#### What you are asked to do
Extract all lines containing "header".

#### The data

/---

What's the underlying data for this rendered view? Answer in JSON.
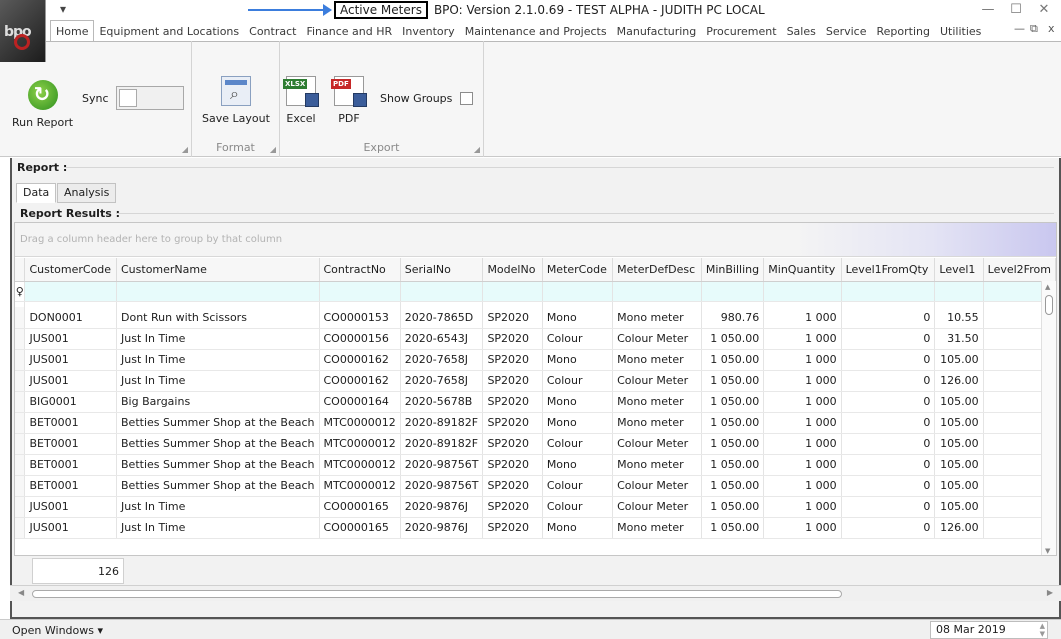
{
  "titlebar": {
    "qat_glyph": "▾",
    "screen_name": "Active Meters",
    "title_rest": "BPO: Version 2.1.0.69 - TEST ALPHA - JUDITH PC LOCAL",
    "logo_text": "bpo"
  },
  "window_controls": {
    "minimize": "—",
    "maximize": "☐",
    "close": "✕"
  },
  "mdi_controls": {
    "minimize": "—",
    "restore": "⧉",
    "close": "x"
  },
  "ribbon_tabs": [
    "Home",
    "Equipment and Locations",
    "Contract",
    "Finance and HR",
    "Inventory",
    "Maintenance and Projects",
    "Manufacturing",
    "Procurement",
    "Sales",
    "Service",
    "Reporting",
    "Utilities"
  ],
  "ribbon": {
    "run_report": "Run Report",
    "sync": "Sync",
    "save_layout": "Save Layout",
    "format_group": "Format",
    "excel": "Excel",
    "pdf": "PDF",
    "excel_tag": "XLSX",
    "pdf_tag": "PDF",
    "show_groups": "Show Groups",
    "export_group": "Export"
  },
  "report": {
    "label": "Report :",
    "tabs": [
      "Data",
      "Analysis"
    ],
    "results_label": "Report Results :",
    "group_hint": "Drag a column header here to group by that column",
    "filter_glyph": "♀"
  },
  "grid": {
    "columns": [
      "CustomerCode",
      "CustomerName",
      "ContractNo",
      "SerialNo",
      "ModelNo",
      "MeterCode",
      "MeterDefDesc",
      "MinBilling",
      "MinQuantity",
      "Level1FromQty",
      "Level1",
      "Level2From"
    ],
    "rows": [
      [
        "DON0001",
        "Dont Run with Scissors",
        "CO0000153",
        "2020-7865D",
        "SP2020",
        "Mono",
        "Mono meter",
        "980.76",
        "1 000",
        "0",
        "10.55",
        ""
      ],
      [
        "JUS001",
        "Just In Time",
        "CO0000156",
        "2020-6543J",
        "SP2020",
        "Colour",
        "Colour Meter",
        "1 050.00",
        "1 000",
        "0",
        "31.50",
        ""
      ],
      [
        "JUS001",
        "Just In Time",
        "CO0000162",
        "2020-7658J",
        "SP2020",
        "Mono",
        "Mono meter",
        "1 050.00",
        "1 000",
        "0",
        "105.00",
        ""
      ],
      [
        "JUS001",
        "Just In Time",
        "CO0000162",
        "2020-7658J",
        "SP2020",
        "Colour",
        "Colour Meter",
        "1 050.00",
        "1 000",
        "0",
        "126.00",
        ""
      ],
      [
        "BIG0001",
        "Big Bargains",
        "CO0000164",
        "2020-5678B",
        "SP2020",
        "Mono",
        "Mono meter",
        "1 050.00",
        "1 000",
        "0",
        "105.00",
        ""
      ],
      [
        "BET0001",
        "Betties Summer Shop at the Beach",
        "MTC0000012",
        "2020-89182F",
        "SP2020",
        "Mono",
        "Mono meter",
        "1 050.00",
        "1 000",
        "0",
        "105.00",
        ""
      ],
      [
        "BET0001",
        "Betties Summer Shop at the Beach",
        "MTC0000012",
        "2020-89182F",
        "SP2020",
        "Colour",
        "Colour Meter",
        "1 050.00",
        "1 000",
        "0",
        "105.00",
        ""
      ],
      [
        "BET0001",
        "Betties Summer Shop at the Beach",
        "MTC0000012",
        "2020-98756T",
        "SP2020",
        "Mono",
        "Mono meter",
        "1 050.00",
        "1 000",
        "0",
        "105.00",
        ""
      ],
      [
        "BET0001",
        "Betties Summer Shop at the Beach",
        "MTC0000012",
        "2020-98756T",
        "SP2020",
        "Colour",
        "Colour Meter",
        "1 050.00",
        "1 000",
        "0",
        "105.00",
        ""
      ],
      [
        "JUS001",
        "Just In Time",
        "CO0000165",
        "2020-9876J",
        "SP2020",
        "Colour",
        "Colour Meter",
        "1 050.00",
        "1 000",
        "0",
        "105.00",
        ""
      ],
      [
        "JUS001",
        "Just In Time",
        "CO0000165",
        "2020-9876J",
        "SP2020",
        "Mono",
        "Mono meter",
        "1 050.00",
        "1 000",
        "0",
        "126.00",
        ""
      ]
    ],
    "numeric_columns": [
      7,
      8,
      9,
      10
    ],
    "row_count": "126"
  },
  "statusbar": {
    "open_windows": "Open Windows ▾",
    "date": "08 Mar 2019"
  },
  "colors": {
    "accent_arrow": "#3b7ddd",
    "filter_row": "#e7fbfb"
  }
}
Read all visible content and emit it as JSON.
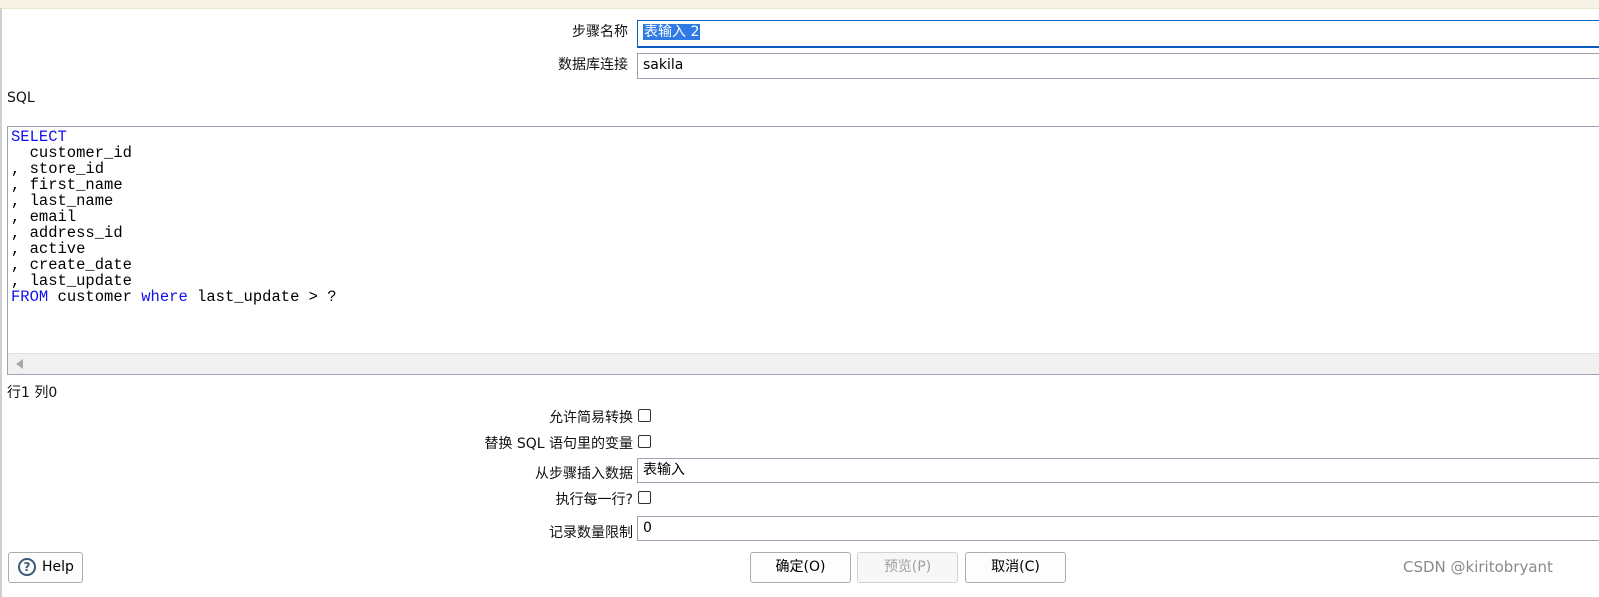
{
  "form": {
    "step_name_label": "步骤名称",
    "step_name_value": "表输入 2",
    "db_connection_label": "数据库连接",
    "db_connection_value": "sakila",
    "sql_label": "SQL"
  },
  "sql_editor": {
    "lines": [
      [
        {
          "t": "SELECT",
          "kw": true
        }
      ],
      [
        {
          "t": "  customer_id"
        }
      ],
      [
        {
          "t": ", store_id"
        }
      ],
      [
        {
          "t": ", first_name"
        }
      ],
      [
        {
          "t": ", last_name"
        }
      ],
      [
        {
          "t": ", email"
        }
      ],
      [
        {
          "t": ", address_id"
        }
      ],
      [
        {
          "t": ", active"
        }
      ],
      [
        {
          "t": ", create_date"
        }
      ],
      [
        {
          "t": ", last_update"
        }
      ],
      [
        {
          "t": "FROM",
          "kw": true
        },
        {
          "t": " customer "
        },
        {
          "t": "where",
          "kw": true
        },
        {
          "t": " last_update > ?"
        }
      ]
    ],
    "cursor_position": "行1 列0"
  },
  "options": {
    "lazy_conversion_label": "允许简易转换",
    "replace_variables_label": "替换 SQL 语句里的变量",
    "insert_data_from_step_label": "从步骤插入数据",
    "insert_data_from_step_value": "表输入",
    "execute_each_row_label": "执行每一行?",
    "limit_label": "记录数量限制",
    "limit_value": "0"
  },
  "buttons": {
    "help": "Help",
    "ok": "确定(O)",
    "preview": "预览(P)",
    "cancel": "取消(C)"
  },
  "watermark": "CSDN @kiritobryant",
  "colors": {
    "keyword": "#1010f0",
    "selection": "#2f7ae5",
    "focus_border": "#0f63c4"
  },
  "icons": {
    "help": "help-circle-icon",
    "scroll_left": "arrow-left-icon"
  }
}
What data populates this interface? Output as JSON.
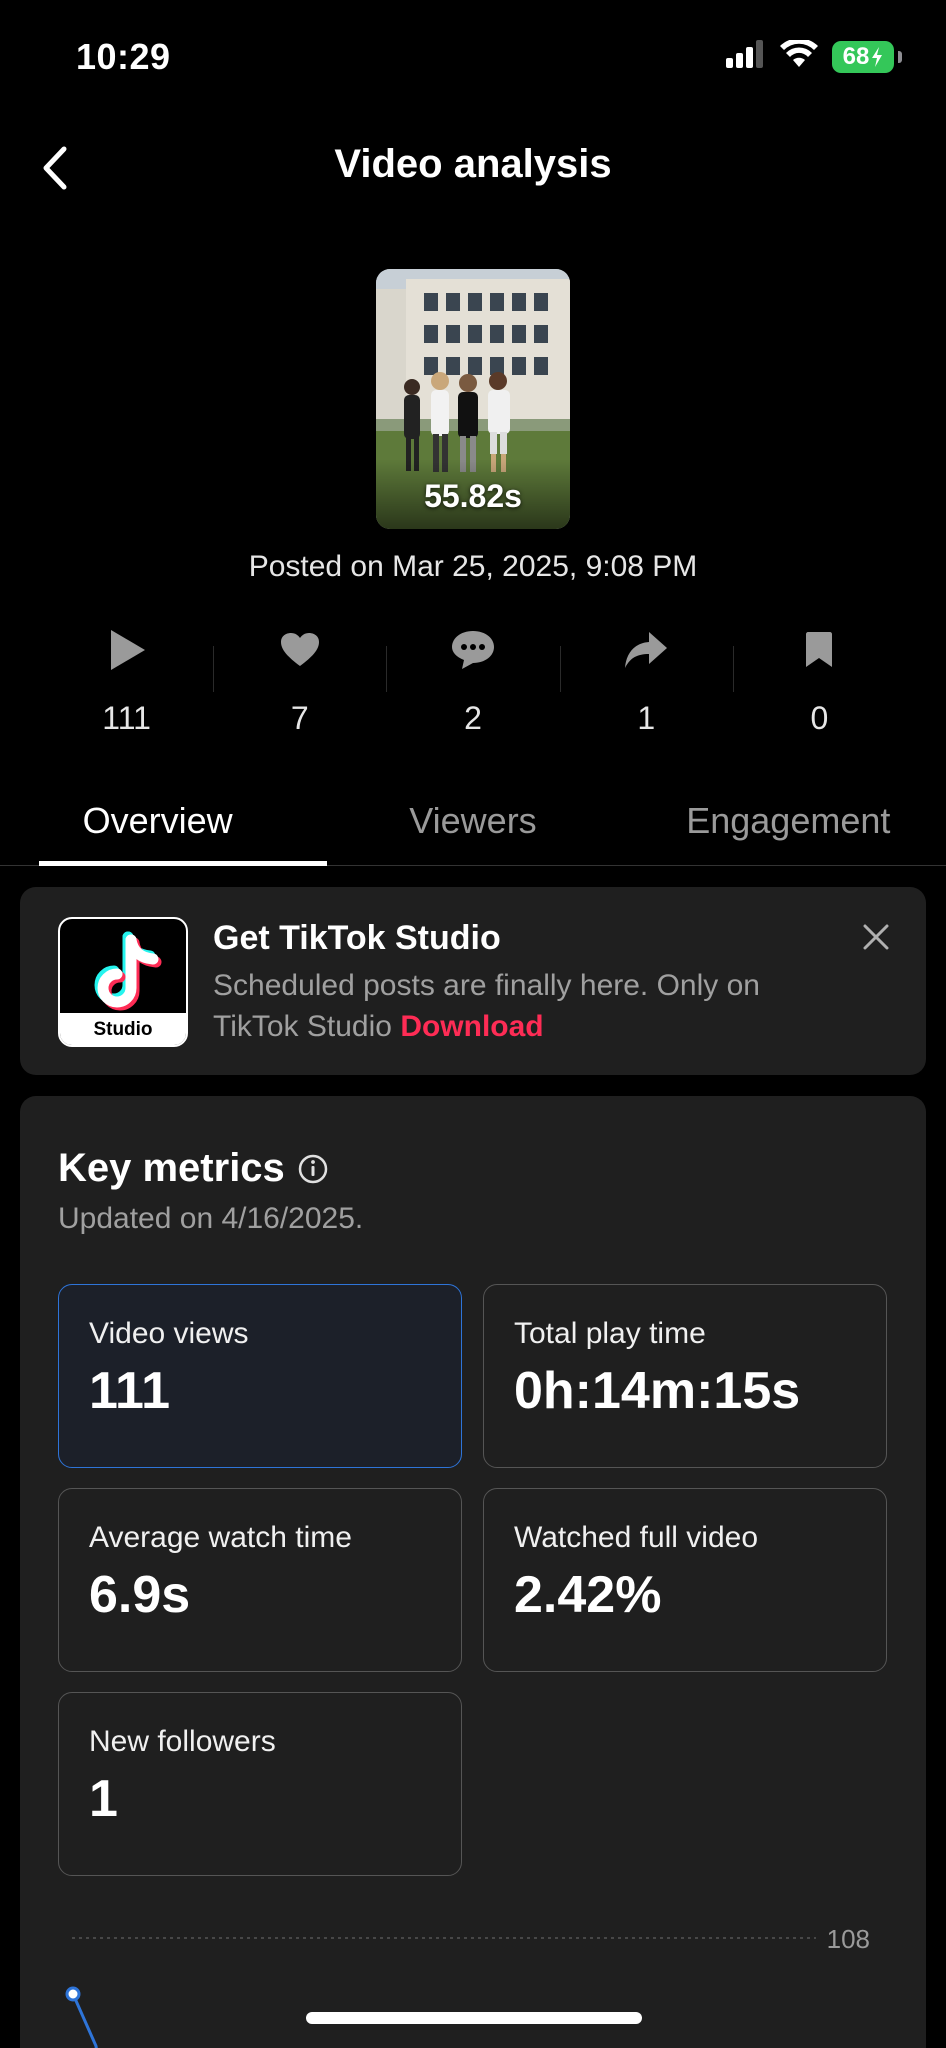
{
  "status_bar": {
    "time": "10:29",
    "battery": "68",
    "battery_color": "#34c759",
    "icons": [
      "cellular-signal-icon",
      "wifi-icon",
      "charging-bolt-icon"
    ]
  },
  "header": {
    "title": "Video analysis",
    "back_icon": "chevron-left-icon"
  },
  "video": {
    "duration": "55.82s",
    "posted": "Posted on Mar 25, 2025, 9:08 PM"
  },
  "stats": [
    {
      "icon": "play-icon",
      "value": "111"
    },
    {
      "icon": "heart-icon",
      "value": "7"
    },
    {
      "icon": "comment-icon",
      "value": "2"
    },
    {
      "icon": "share-icon",
      "value": "1"
    },
    {
      "icon": "bookmark-icon",
      "value": "0"
    }
  ],
  "tabs": [
    {
      "label": "Overview",
      "active": true
    },
    {
      "label": "Viewers",
      "active": false
    },
    {
      "label": "Engagement",
      "active": false
    }
  ],
  "promo": {
    "title": "Get TikTok Studio",
    "text": "Scheduled posts are finally here. Only on TikTok Studio",
    "link": "Download",
    "logo_label": "Studio",
    "link_color": "#fe2c55"
  },
  "metrics": {
    "title": "Key metrics",
    "updated": "Updated on 4/16/2025.",
    "tiles": [
      {
        "label": "Video views",
        "value": "111",
        "selected": true
      },
      {
        "label": "Total play time",
        "value": "0h:14m:15s",
        "selected": false
      },
      {
        "label": "Average watch time",
        "value": "6.9s",
        "selected": false
      },
      {
        "label": "Watched full video",
        "value": "2.42%",
        "selected": false
      },
      {
        "label": "New followers",
        "value": "1",
        "selected": false
      }
    ],
    "selected_color": "#2e74d8",
    "chart_max_label": "108"
  }
}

\---

#### Task answer
    "group_hint": "Drag a column header here to group by that column",
  "header": {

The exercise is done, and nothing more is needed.